Records supplied:
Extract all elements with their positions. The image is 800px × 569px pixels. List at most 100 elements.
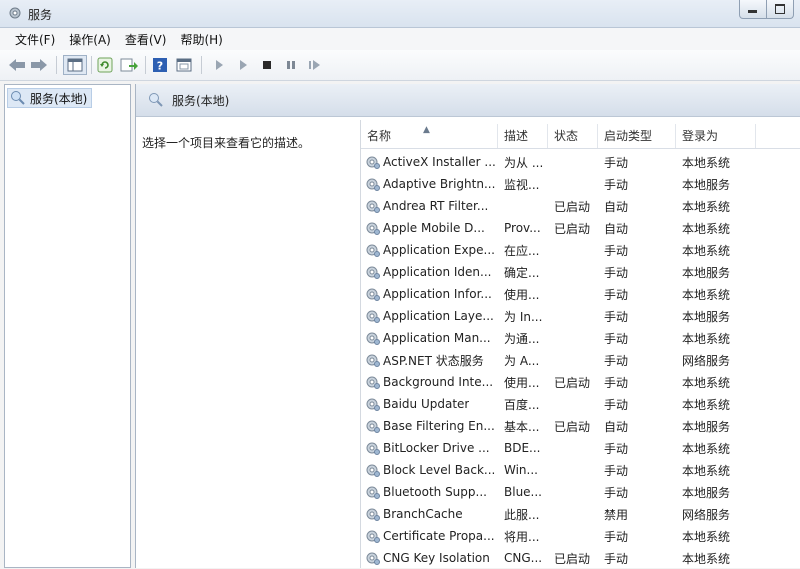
table-row[interactable]: BitLocker Drive ... BDE... 手动 本地系统 xyxy=(361,437,800,459)
column-header-startup-type[interactable]: 启动类型 xyxy=(598,124,676,148)
column-header-log-on-as[interactable]: 登录为 xyxy=(676,124,756,148)
stop-service-icon xyxy=(263,61,271,69)
service-startup-type-cell: 手动 xyxy=(604,155,629,170)
table-row[interactable]: Certificate Propa... 将用... 手动 本地系统 xyxy=(361,525,800,547)
column-header-description[interactable]: 描述 xyxy=(498,124,548,148)
service-startup-type-cell: 手动 xyxy=(604,353,629,368)
table-row[interactable]: Block Level Back... Win... 手动 本地系统 xyxy=(361,459,800,481)
service-name-cell: Application Expe... xyxy=(361,242,498,258)
tree-item-label: 服务(本地) xyxy=(30,91,88,106)
help-button[interactable]: ? xyxy=(151,56,169,74)
column-header-name[interactable]: ▲ 名称 xyxy=(361,124,498,148)
show-hide-tree-button[interactable] xyxy=(63,55,87,75)
start-service-alt-button[interactable] xyxy=(234,56,252,74)
toolbar: ? xyxy=(0,50,800,81)
service-name-cell: Bluetooth Supp... xyxy=(361,484,498,500)
maximize-icon xyxy=(775,4,785,14)
service-gear-icon xyxy=(366,530,380,543)
service-name: Adaptive Brightn... xyxy=(383,177,496,191)
services-magnifier-icon xyxy=(11,91,25,105)
service-startup-type-cell: 手动 xyxy=(604,177,629,192)
table-row[interactable]: Application Iden... 确定... 手动 本地服务 xyxy=(361,261,800,283)
service-startup-type-cell: 手动 xyxy=(604,265,629,280)
service-gear-icon xyxy=(366,222,380,235)
service-logon-cell: 本地服务 xyxy=(682,309,731,324)
table-row[interactable]: Application Expe... 在应... 手动 本地系统 xyxy=(361,239,800,261)
service-description-cell: Prov... xyxy=(504,221,541,235)
service-startup-type-cell: 手动 xyxy=(604,485,629,500)
service-name-cell: Base Filtering En... xyxy=(361,418,498,434)
table-row[interactable]: ActiveX Installer ... 为从 ... 手动 本地系统 xyxy=(361,151,800,173)
service-logon-cell: 本地服务 xyxy=(682,485,731,500)
service-name-cell: Adaptive Brightn... xyxy=(361,176,498,192)
menu-action[interactable]: 操作(A) xyxy=(62,31,118,48)
table-row[interactable]: Application Laye... 为 In... 手动 本地服务 xyxy=(361,305,800,327)
service-description-cell: 为通... xyxy=(504,331,540,346)
menu-file[interactable]: 文件(F) xyxy=(8,31,62,48)
resume-service-button[interactable] xyxy=(306,56,324,74)
properties-button[interactable] xyxy=(175,56,193,74)
stop-service-button[interactable] xyxy=(258,56,276,74)
service-gear-icon xyxy=(366,288,380,301)
service-name: Apple Mobile D... xyxy=(383,221,485,235)
service-name-cell: ActiveX Installer ... xyxy=(361,154,498,170)
service-name-cell: Certificate Propa... xyxy=(361,528,498,544)
table-row[interactable]: Andrea RT Filter... 已启动 自动 本地系统 xyxy=(361,195,800,217)
table-row[interactable]: Background Inte... 使用... 已启动 手动 本地系统 xyxy=(361,371,800,393)
window-controls xyxy=(739,0,794,20)
service-name: BitLocker Drive ... xyxy=(383,441,490,455)
service-name-cell: Baidu Updater xyxy=(361,396,498,412)
service-name-cell: BranchCache xyxy=(361,506,498,522)
results-pane: 服务(本地) 选择一个项目来查看它的描述。 ▲ 名称 描述 状态 启动类型 登录… xyxy=(135,84,800,568)
column-header-status[interactable]: 状态 xyxy=(548,124,598,148)
service-name: Baidu Updater xyxy=(383,397,470,411)
table-row[interactable]: Application Infor... 使用... 手动 本地系统 xyxy=(361,283,800,305)
service-name: Background Inte... xyxy=(383,375,494,389)
service-description-cell: 此服... xyxy=(504,507,540,522)
service-name-cell: Block Level Back... xyxy=(361,462,498,478)
back-button[interactable] xyxy=(8,56,26,74)
export-list-button[interactable] xyxy=(120,56,138,74)
column-header-label: 名称 xyxy=(367,129,392,143)
results-pane-title: 服务(本地) xyxy=(172,93,230,108)
title-bar: 服务 xyxy=(0,0,800,28)
column-header-label: 登录为 xyxy=(682,129,719,143)
service-status-cell: 已启动 xyxy=(554,221,591,236)
table-row[interactable]: Base Filtering En... 基本... 已启动 自动 本地服务 xyxy=(361,415,800,437)
service-gear-icon xyxy=(366,266,380,279)
table-row[interactable]: Baidu Updater 百度... 手动 本地系统 xyxy=(361,393,800,415)
tree-item-services-local[interactable]: 服务(本地) xyxy=(7,88,93,108)
table-row[interactable]: Bluetooth Supp... Blue... 手动 本地服务 xyxy=(361,481,800,503)
menu-view[interactable]: 查看(V) xyxy=(118,31,174,48)
pause-service-button[interactable] xyxy=(282,56,300,74)
service-description-cell: 为从 ... xyxy=(504,155,544,170)
service-logon-cell: 网络服务 xyxy=(682,507,731,522)
service-description-cell: 在应... xyxy=(504,243,540,258)
services-magnifier-icon xyxy=(149,93,163,107)
table-row[interactable]: Adaptive Brightn... 监视... 手动 本地服务 xyxy=(361,173,800,195)
table-row[interactable]: Application Man... 为通... 手动 本地系统 xyxy=(361,327,800,349)
menu-bar: 文件(F) 操作(A) 查看(V) 帮助(H) xyxy=(0,28,800,50)
table-row[interactable]: BranchCache 此服... 禁用 网络服务 xyxy=(361,503,800,525)
forward-arrow-icon xyxy=(31,59,47,71)
service-name: Application Expe... xyxy=(383,243,495,257)
service-logon-cell: 本地系统 xyxy=(682,243,731,258)
service-logon-cell: 本地服务 xyxy=(682,419,731,434)
minimize-button[interactable] xyxy=(739,0,767,19)
refresh-button[interactable] xyxy=(96,56,114,74)
service-description-cell: CNG... xyxy=(504,551,543,565)
table-row[interactable]: ASP.NET 状态服务 为 A... 手动 网络服务 xyxy=(361,349,800,371)
service-description-cell: 基本... xyxy=(504,419,540,434)
service-gear-icon xyxy=(366,420,380,433)
table-row[interactable]: Apple Mobile D... Prov... 已启动 自动 本地系统 xyxy=(361,217,800,239)
service-name-cell: ASP.NET 状态服务 xyxy=(361,352,498,369)
resume-service-icon xyxy=(309,60,320,70)
maximize-button[interactable] xyxy=(767,0,794,19)
start-service-button[interactable] xyxy=(210,56,228,74)
menu-help[interactable]: 帮助(H) xyxy=(173,31,229,48)
service-startup-type-cell: 手动 xyxy=(604,397,629,412)
table-row[interactable]: CNG Key Isolation CNG... 已启动 手动 本地系统 xyxy=(361,547,800,569)
start-service-alt-icon xyxy=(240,60,247,70)
results-pane-header: 服务(本地) xyxy=(136,84,800,117)
forward-button[interactable] xyxy=(30,56,48,74)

What you are asked to do:
Reproduce every line of the records above word for word, omitting the pictures.

Written reply:
Extract all elements with their positions. The image is 800px × 569px pixels. List at most 100 elements.
table-row[interactable]: BitLocker Drive ... BDE... 手动 本地系统 xyxy=(361,437,800,459)
column-header-startup-type[interactable]: 启动类型 xyxy=(598,124,676,148)
column-header-log-on-as[interactable]: 登录为 xyxy=(676,124,756,148)
stop-service-icon xyxy=(263,61,271,69)
service-startup-type-cell: 手动 xyxy=(604,155,629,170)
table-row[interactable]: Certificate Propa... 将用... 手动 本地系统 xyxy=(361,525,800,547)
column-header-description[interactable]: 描述 xyxy=(498,124,548,148)
service-startup-type-cell: 手动 xyxy=(604,353,629,368)
table-row[interactable]: Block Level Back... Win... 手动 本地系统 xyxy=(361,459,800,481)
service-name-cell: Application Expe... xyxy=(361,242,498,258)
tree-item-label: 服务(本地) xyxy=(30,91,88,106)
help-button[interactable]: ? xyxy=(151,56,169,74)
column-header-name[interactable]: ▲ 名称 xyxy=(361,124,498,148)
show-hide-tree-button[interactable] xyxy=(63,55,87,75)
start-service-alt-button[interactable] xyxy=(234,56,252,74)
toolbar: ? xyxy=(0,50,800,81)
service-name-cell: Bluetooth Supp... xyxy=(361,484,498,500)
maximize-icon xyxy=(775,4,785,14)
service-gear-icon xyxy=(366,530,380,543)
service-name: Adaptive Brightn... xyxy=(383,177,496,191)
services-magnifier-icon xyxy=(11,91,25,105)
service-startup-type-cell: 手动 xyxy=(604,177,629,192)
table-row[interactable]: Application Iden... 确定... 手动 本地服务 xyxy=(361,261,800,283)
service-startup-type-cell: 手动 xyxy=(604,265,629,280)
service-gear-icon xyxy=(366,222,380,235)
service-logon-cell: 本地服务 xyxy=(682,309,731,324)
table-row[interactable]: Application Expe... 在应... 手动 本地系统 xyxy=(361,239,800,261)
service-description-cell: Prov... xyxy=(504,221,541,235)
service-startup-type-cell: 手动 xyxy=(604,485,629,500)
service-name-cell: Base Filtering En... xyxy=(361,418,498,434)
table-row[interactable]: ActiveX Installer ... 为从 ... 手动 本地系统 xyxy=(361,151,800,173)
service-logon-cell: 本地服务 xyxy=(682,485,731,500)
service-name-cell: Adaptive Brightn... xyxy=(361,176,498,192)
menu-action[interactable]: 操作(A) xyxy=(62,31,118,48)
table-row[interactable]: Application Laye... 为 In... 手动 本地服务 xyxy=(361,305,800,327)
service-description-cell: 为通... xyxy=(504,331,540,346)
menu-file[interactable]: 文件(F) xyxy=(8,31,62,48)
resume-service-button[interactable] xyxy=(306,56,324,74)
properties-button[interactable] xyxy=(175,56,193,74)
stop-service-button[interactable] xyxy=(258,56,276,74)
service-gear-icon xyxy=(366,288,380,301)
service-name: Apple Mobile D... xyxy=(383,221,485,235)
service-name-cell: ActiveX Installer ... xyxy=(361,154,498,170)
service-name-cell: Certificate Propa... xyxy=(361,528,498,544)
table-row[interactable]: Andrea RT Filter... 已启动 自动 本地系统 xyxy=(361,195,800,217)
table-row[interactable]: Background Inte... 使用... 已启动 手动 本地系统 xyxy=(361,371,800,393)
window-controls xyxy=(739,0,794,20)
service-name: BitLocker Drive ... xyxy=(383,441,490,455)
service-name-cell: Baidu Updater xyxy=(361,396,498,412)
service-name-cell: BranchCache xyxy=(361,506,498,522)
results-pane: 服务(本地) 选择一个项目来查看它的描述。 ▲ 名称 描述 状态 启动类型 登录… xyxy=(135,84,800,568)
column-header-status[interactable]: 状态 xyxy=(548,124,598,148)
service-name: Baidu Updater xyxy=(383,397,470,411)
table-row[interactable]: Application Infor... 使用... 手动 本地系统 xyxy=(361,283,800,305)
service-name: Background Inte... xyxy=(383,375,494,389)
service-description-cell: 此服... xyxy=(504,507,540,522)
service-name-cell: Block Level Back... xyxy=(361,462,498,478)
back-button[interactable] xyxy=(8,56,26,74)
export-list-button[interactable] xyxy=(120,56,138,74)
column-header-label: 名称 xyxy=(367,129,392,143)
results-pane-title: 服务(本地) xyxy=(172,93,230,108)
title-bar: 服务 xyxy=(0,0,800,28)
column-header-label: 登录为 xyxy=(682,129,719,143)
service-status-cell: 已启动 xyxy=(554,221,591,236)
table-row[interactable]: Base Filtering En... 基本... 已启动 自动 本地服务 xyxy=(361,415,800,437)
service-gear-icon xyxy=(366,266,380,279)
table-row[interactable]: Baidu Updater 百度... 手动 本地系统 xyxy=(361,393,800,415)
tree-item-services-local[interactable]: 服务(本地) xyxy=(7,88,93,108)
table-row[interactable]: Bluetooth Supp... Blue... 手动 本地服务 xyxy=(361,481,800,503)
menu-view[interactable]: 查看(V) xyxy=(118,31,174,48)
pause-service-button[interactable] xyxy=(282,56,300,74)
service-description-cell: 为从 ... xyxy=(504,155,544,170)
service-logon-cell: 网络服务 xyxy=(682,507,731,522)
service-description-cell: 在应... xyxy=(504,243,540,258)
services-magnifier-icon xyxy=(149,93,163,107)
table-row[interactable]: Adaptive Brightn... 监视... 手动 本地服务 xyxy=(361,173,800,195)
table-row[interactable]: Application Man... 为通... 手动 本地系统 xyxy=(361,327,800,349)
menu-bar: 文件(F) 操作(A) 查看(V) 帮助(H) xyxy=(0,28,800,50)
table-row[interactable]: BranchCache 此服... 禁用 网络服务 xyxy=(361,503,800,525)
forward-arrow-icon xyxy=(31,59,47,71)
service-name: Application Expe... xyxy=(383,243,495,257)
service-logon-cell: 本地系统 xyxy=(682,243,731,258)
service-logon-cell: 本地服务 xyxy=(682,419,731,434)
minimize-button[interactable] xyxy=(739,0,767,19)
refresh-button[interactable] xyxy=(96,56,114,74)
service-description-cell: CNG... xyxy=(504,551,543,565)
table-row[interactable]: ASP.NET 状态服务 为 A... 手动 网络服务 xyxy=(361,349,800,371)
service-description-cell: 基本... xyxy=(504,419,540,434)
service-gear-icon xyxy=(366,420,380,433)
table-row[interactable]: Apple Mobile D... Prov... 已启动 自动 本地系统 xyxy=(361,217,800,239)
service-name-cell: ASP.NET 状态服务 xyxy=(361,352,498,369)
resume-service-icon xyxy=(309,60,320,70)
maximize-button[interactable] xyxy=(767,0,794,19)
start-service-button[interactable] xyxy=(210,56,228,74)
menu-help[interactable]: 帮助(H) xyxy=(173,31,229,48)
service-startup-type-cell: 手动 xyxy=(604,397,629,412)
table-row[interactable]: CNG Key Isolation CNG... 已启动 手动 本地系统 xyxy=(361,547,800,569)
start-service-alt-icon xyxy=(240,60,247,70)
results-pane-header: 服务(本地) xyxy=(136,84,800,117)
forward-button[interactable] xyxy=(30,56,48,74)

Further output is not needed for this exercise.